_ASSIGNMENT_: As the answer, give a copy of each line below that includes the word "updated".

########

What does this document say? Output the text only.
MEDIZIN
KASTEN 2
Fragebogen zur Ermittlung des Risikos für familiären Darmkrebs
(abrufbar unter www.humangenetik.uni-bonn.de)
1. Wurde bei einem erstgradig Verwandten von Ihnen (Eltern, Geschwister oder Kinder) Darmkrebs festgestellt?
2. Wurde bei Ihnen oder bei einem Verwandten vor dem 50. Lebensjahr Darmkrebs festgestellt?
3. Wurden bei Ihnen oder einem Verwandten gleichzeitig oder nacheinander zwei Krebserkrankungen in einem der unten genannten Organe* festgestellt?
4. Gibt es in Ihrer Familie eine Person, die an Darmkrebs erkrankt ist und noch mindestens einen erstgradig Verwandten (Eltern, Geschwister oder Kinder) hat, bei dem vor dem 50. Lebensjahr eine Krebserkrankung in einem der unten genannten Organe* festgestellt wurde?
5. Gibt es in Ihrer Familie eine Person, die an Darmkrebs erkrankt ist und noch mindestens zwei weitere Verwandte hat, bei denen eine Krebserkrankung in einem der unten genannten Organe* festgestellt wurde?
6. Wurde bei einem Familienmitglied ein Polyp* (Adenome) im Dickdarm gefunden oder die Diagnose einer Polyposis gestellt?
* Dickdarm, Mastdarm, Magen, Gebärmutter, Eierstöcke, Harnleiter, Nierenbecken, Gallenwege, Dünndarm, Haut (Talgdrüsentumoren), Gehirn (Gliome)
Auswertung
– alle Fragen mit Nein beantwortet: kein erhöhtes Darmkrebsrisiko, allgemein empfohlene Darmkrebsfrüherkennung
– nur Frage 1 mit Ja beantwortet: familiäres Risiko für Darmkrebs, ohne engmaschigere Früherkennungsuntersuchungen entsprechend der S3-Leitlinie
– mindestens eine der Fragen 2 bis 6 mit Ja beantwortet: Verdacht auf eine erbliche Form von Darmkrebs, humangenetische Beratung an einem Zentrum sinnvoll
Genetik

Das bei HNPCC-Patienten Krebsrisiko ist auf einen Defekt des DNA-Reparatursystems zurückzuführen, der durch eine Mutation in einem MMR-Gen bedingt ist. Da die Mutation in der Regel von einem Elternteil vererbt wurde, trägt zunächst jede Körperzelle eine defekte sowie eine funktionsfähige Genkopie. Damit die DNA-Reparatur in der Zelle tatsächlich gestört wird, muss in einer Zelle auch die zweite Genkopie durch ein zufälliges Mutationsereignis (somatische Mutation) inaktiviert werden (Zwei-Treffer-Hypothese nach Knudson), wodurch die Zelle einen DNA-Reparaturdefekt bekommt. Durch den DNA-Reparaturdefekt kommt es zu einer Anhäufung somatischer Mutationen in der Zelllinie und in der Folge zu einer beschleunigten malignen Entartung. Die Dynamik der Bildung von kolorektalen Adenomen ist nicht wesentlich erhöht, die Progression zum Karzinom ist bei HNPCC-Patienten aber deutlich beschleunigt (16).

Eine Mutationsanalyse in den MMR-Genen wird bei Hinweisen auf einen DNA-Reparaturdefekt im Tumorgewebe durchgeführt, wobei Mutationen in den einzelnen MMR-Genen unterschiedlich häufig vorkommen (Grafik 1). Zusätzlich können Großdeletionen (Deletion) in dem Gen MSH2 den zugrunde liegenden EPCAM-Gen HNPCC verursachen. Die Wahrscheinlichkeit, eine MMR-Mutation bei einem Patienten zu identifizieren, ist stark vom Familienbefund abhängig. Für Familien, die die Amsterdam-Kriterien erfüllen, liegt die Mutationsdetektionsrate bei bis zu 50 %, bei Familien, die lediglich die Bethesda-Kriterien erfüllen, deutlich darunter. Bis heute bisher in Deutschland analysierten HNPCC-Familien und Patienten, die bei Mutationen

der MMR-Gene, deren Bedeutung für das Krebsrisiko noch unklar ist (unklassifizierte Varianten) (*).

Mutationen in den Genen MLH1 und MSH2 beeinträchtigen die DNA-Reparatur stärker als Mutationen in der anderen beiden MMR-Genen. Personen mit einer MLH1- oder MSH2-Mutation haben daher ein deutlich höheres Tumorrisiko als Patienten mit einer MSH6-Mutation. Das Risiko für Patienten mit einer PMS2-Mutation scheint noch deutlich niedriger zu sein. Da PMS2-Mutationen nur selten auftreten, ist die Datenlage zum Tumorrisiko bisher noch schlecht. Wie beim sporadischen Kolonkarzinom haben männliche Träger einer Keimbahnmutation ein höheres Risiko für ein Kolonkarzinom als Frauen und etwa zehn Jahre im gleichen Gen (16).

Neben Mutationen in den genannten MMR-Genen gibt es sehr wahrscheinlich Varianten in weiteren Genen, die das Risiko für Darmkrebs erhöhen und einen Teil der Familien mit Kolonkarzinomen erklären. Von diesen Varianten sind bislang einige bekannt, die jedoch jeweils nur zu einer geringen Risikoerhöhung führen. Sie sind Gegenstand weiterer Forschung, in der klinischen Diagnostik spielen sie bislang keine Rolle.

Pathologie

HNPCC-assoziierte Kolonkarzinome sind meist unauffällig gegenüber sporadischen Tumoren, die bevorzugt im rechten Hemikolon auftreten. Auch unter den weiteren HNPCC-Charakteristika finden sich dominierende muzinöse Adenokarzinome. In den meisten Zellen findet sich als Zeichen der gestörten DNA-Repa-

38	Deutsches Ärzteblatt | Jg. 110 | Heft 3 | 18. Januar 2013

########

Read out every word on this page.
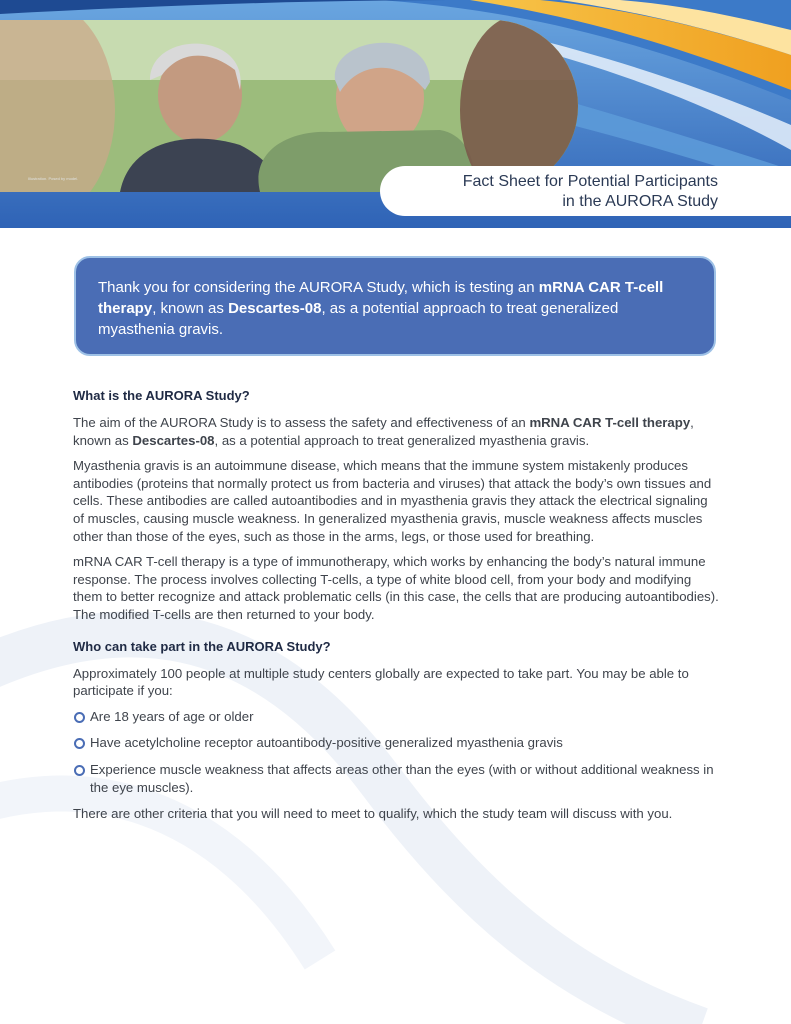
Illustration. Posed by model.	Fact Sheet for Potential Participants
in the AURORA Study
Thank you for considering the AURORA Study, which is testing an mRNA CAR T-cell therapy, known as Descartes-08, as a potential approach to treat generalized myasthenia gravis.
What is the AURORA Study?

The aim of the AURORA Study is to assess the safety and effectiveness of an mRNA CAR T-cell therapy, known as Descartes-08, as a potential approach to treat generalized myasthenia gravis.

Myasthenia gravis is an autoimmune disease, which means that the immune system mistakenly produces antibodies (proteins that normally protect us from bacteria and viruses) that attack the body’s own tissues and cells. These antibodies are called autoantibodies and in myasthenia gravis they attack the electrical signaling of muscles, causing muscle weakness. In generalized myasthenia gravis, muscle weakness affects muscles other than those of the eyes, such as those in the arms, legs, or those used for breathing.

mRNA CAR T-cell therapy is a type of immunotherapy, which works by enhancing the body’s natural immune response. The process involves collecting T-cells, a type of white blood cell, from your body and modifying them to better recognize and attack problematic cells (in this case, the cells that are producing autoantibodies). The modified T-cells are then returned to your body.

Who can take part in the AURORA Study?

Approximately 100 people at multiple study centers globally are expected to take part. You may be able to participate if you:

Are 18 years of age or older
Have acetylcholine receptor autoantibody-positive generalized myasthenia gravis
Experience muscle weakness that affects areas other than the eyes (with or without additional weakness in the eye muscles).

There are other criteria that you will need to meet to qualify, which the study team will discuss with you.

########

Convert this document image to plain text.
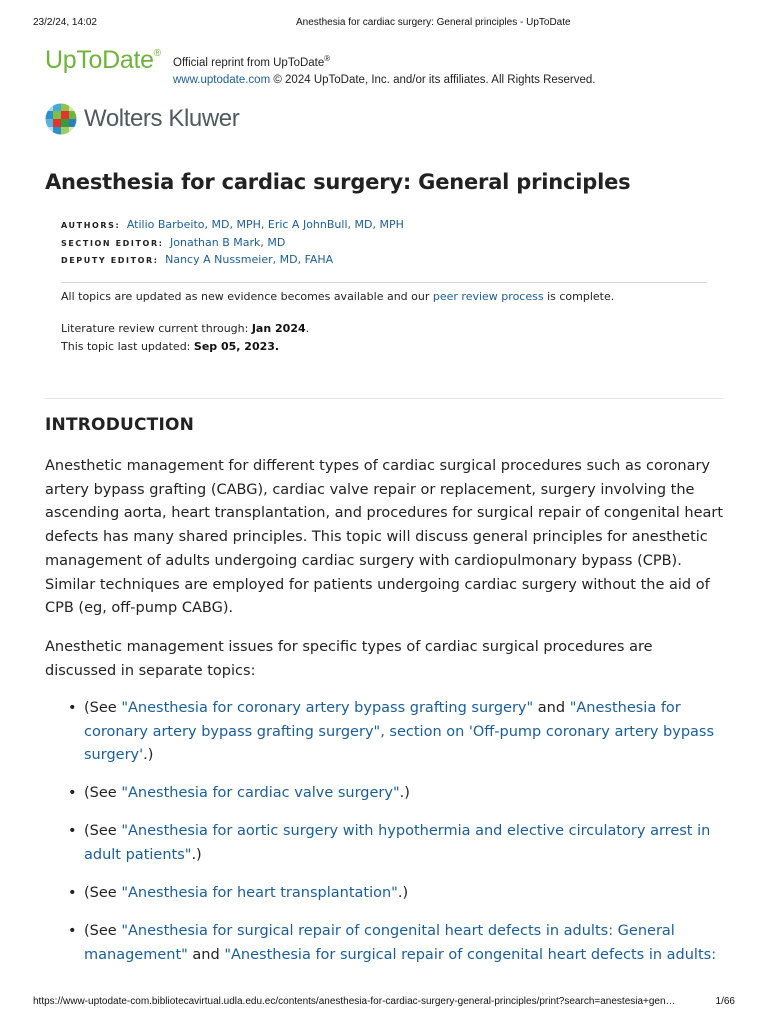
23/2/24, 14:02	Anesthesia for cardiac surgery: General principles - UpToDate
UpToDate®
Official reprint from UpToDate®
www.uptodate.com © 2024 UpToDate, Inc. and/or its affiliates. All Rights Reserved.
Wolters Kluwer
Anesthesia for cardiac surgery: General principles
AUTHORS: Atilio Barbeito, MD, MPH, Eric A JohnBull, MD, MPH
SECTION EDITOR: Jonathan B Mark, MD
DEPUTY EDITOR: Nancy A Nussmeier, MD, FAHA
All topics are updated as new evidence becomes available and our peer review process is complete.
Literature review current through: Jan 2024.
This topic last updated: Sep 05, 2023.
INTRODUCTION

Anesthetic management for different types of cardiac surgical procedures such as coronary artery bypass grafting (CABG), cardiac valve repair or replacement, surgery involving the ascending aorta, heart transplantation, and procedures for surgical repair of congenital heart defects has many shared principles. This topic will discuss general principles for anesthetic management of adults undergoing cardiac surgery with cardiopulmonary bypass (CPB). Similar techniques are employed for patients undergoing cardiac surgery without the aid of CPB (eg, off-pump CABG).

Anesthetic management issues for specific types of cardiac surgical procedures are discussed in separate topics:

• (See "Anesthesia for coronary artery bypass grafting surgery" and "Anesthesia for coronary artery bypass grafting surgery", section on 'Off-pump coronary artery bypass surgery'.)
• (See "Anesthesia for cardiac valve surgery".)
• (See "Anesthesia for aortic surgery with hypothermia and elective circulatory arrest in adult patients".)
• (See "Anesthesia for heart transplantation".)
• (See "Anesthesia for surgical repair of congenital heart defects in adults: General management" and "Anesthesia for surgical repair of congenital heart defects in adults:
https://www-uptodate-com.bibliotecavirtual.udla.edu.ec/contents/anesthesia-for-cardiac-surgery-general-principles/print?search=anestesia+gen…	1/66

########

_RESPONSE TO THE EXERCISE_:
All topics are updated as new evidence becomes available and our peer review process is complete.
This topic last updated: Sep 05, 2023.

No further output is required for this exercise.